引用文:
従来より、車両に搭載される多気筒エンジンでは、相対的に負荷の低い運転状態などにおいて一部の気筒への燃料供給や点火を停止して、当該気筒の稼働を停止させることにより、機関効率を向上させて、燃費の削減を図るようにしたものが公知である。
例えば特許文献1に記載のものではエンジン回転数が1000〜3500rpmの範囲にあるときに、V型6気筒エンジンの一方のバンクにおける3つの気筒の稼働を停止させるとともに、その分、他方のバンクにおける3つの気筒(稼働気筒)の負荷が高くなることに対応して、スロットル弁やこれをバイパスする吸気制御弁などを開き、吸気量を増大させるようにしている。
そのように運転中のエンジンの稼働気筒数を変更して、全気筒運転と部分気筒運転とを切換える過渡時には、前記のように吸気量を調整して、切換えの前後でエンジンの出力トルクが同じになるようにしていても、例えば吸気の輸送遅れ等に起因して一時的にトルクが変動してしまい、乗員がショックを感じる虞れがあった。
この点、前記従来例のものでは、全気筒運転と部分気筒運転との切換えの過渡時における稼働気筒への吸気量の変化を予め調べて、制御マップ等に設定しておき、運転切換えの際には前記制御マップを参照して、気筒への実際の吸気充填量を推定し、これに基づいて燃料噴射量や点火時期の制御を行うことにより、切換え中のトルク変動を抑えてショックを軽減するようにしている。
特開平10−103097号公報
しかしながら、前記従来例のように全気筒運転と部分気筒運転との切換えの前後でエンジンの出力トルクを合わせ、且つ切換え中のトルク変動を抑えるようにしても、やはりショックが発生してしまい、乗員に違和感を与えることが分かった。
このようなショックの原因を突き止めるために、本願の発明者は、車両の運転中に直列4気筒エンジンの2つの気筒の稼働を停止或いは再開して、その際のショックの発生状況を調べる実験を、エンジンの運転条件を種々変更しながら繰り返し実行した。そして、ショックの発生状況が変速段によって微妙に異なることを見出し、このショックの原因が変速機を含む駆動系全体の共振によるものであると推定して、本願発明の完成に至った。
すなわち、一般に車両の駆動系は車体及び車輪をマスとするばね系とみなすことができ、急加速時などエンジントルクが急激に立ち上がるときには、これを加振力として駆動系全体が共振し、車両には低周波の前後振動が発生することが知られている。このような駆動系全体の共振周期(固有周期:固有振動数の逆数)は、変速機における駆動力の伝達経路が変化すれば(即ち変速段が異なれば)、異なる値になる。

演習課題:
#1 気筒休止に関する引用文のうち、「そのように運転中のエンジンの」を含む語句から書き始め、「異なれば)、異なる値になる。」まで正確に書き写してください。
#2 引用文の中で、「気筒」という語を含む形で示されたエンジンの呼称をすべて挙げてください。
#3 引用文によると、特許文献1に記載のものでは、エンジン回転数がどの範囲にあるときに一方のバンクの気筒の稼働を停止させますか。

提示資料:
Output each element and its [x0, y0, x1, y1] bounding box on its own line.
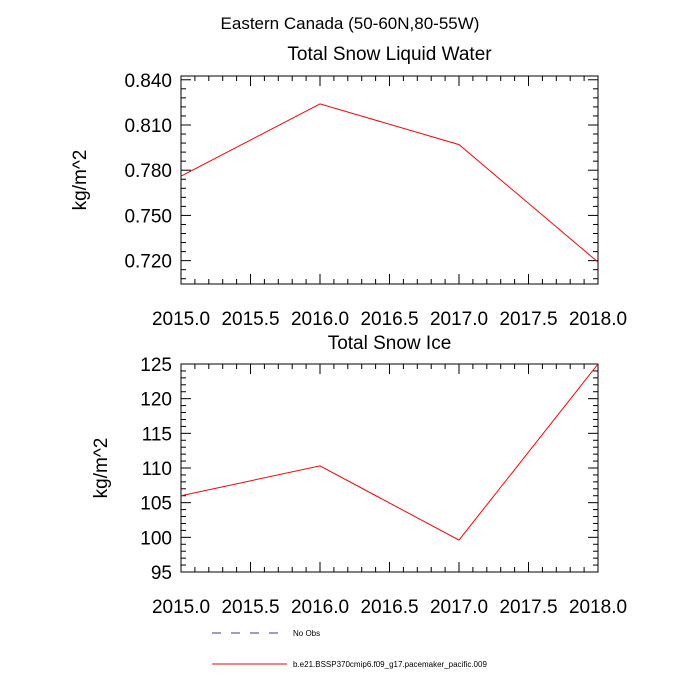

課題別解答:
#1
そのように運転中のエンジンの稼働気筒数を変更して、全気筒運転と部分気筒運転とを切換える過渡時には、前記のように吸気量を調整して、切換えの前後でエンジンの出力トルクが同じになるようにしていても、例えば吸気の輸送遅れ等に起因して一時的にトルクが変動してしまい、乗員がショックを感じる虞れがあった。
この点、前記従来例のものでは、全気筒運転と部分気筒運転との切換えの過渡時における稼働気筒への吸気量の変化を予め調べて、制御マップ等に設定しておき、運転切換えの際には前記制御マップを参照して、気筒への実際の吸気充填量を推定し、これに基づいて燃料噴射量や点火時期の制御を行うことにより、切換え中のトルク変動を抑えてショックを軽減するようにしている。
特開平10−103097号公報
しかしながら、前記従来例のように全気筒運転と部分気筒運転との切換えの前後でエンジンの出力トルクを合わせ、且つ切換え中のトルク変動を抑えるようにしても、やはりショックが発生してしまい、乗員に違和感を与えることが分かった。
このようなショックの原因を突き止めるために、本願の発明者は、車両の運転中に直列4気筒エンジンの2つの気筒の稼働を停止或いは再開して、その際のショックの発生状況を調べる実験を、エンジンの運転条件を種々変更しながら繰り返し実行した。そして、ショックの発生状況が変速段によって微妙に異なることを見出し、このショックの原因が変速機を含む駆動系全体の共振によるものであると推定して、本願発明の完成に至った。
すなわち、一般に車両の駆動系は車体及び車輪をマスとするばね系とみなすことができ、急加速時などエンジントルクが急激に立ち上がるときには、これを加振力として駆動系全体が共振し、車両には低周波の前後振動が発生することが知られている。このような駆動系全体の共振周期(固有周期:固有振動数の逆数)は、変速機における駆動力の伝達経路が変化すれば(即ち変速段が異なれば)、異なる値になる。

#2 多気筒エンジン、V型6気筒エンジン、直列4気筒エンジン

#3 1000〜3500rpmの範囲にあるときです。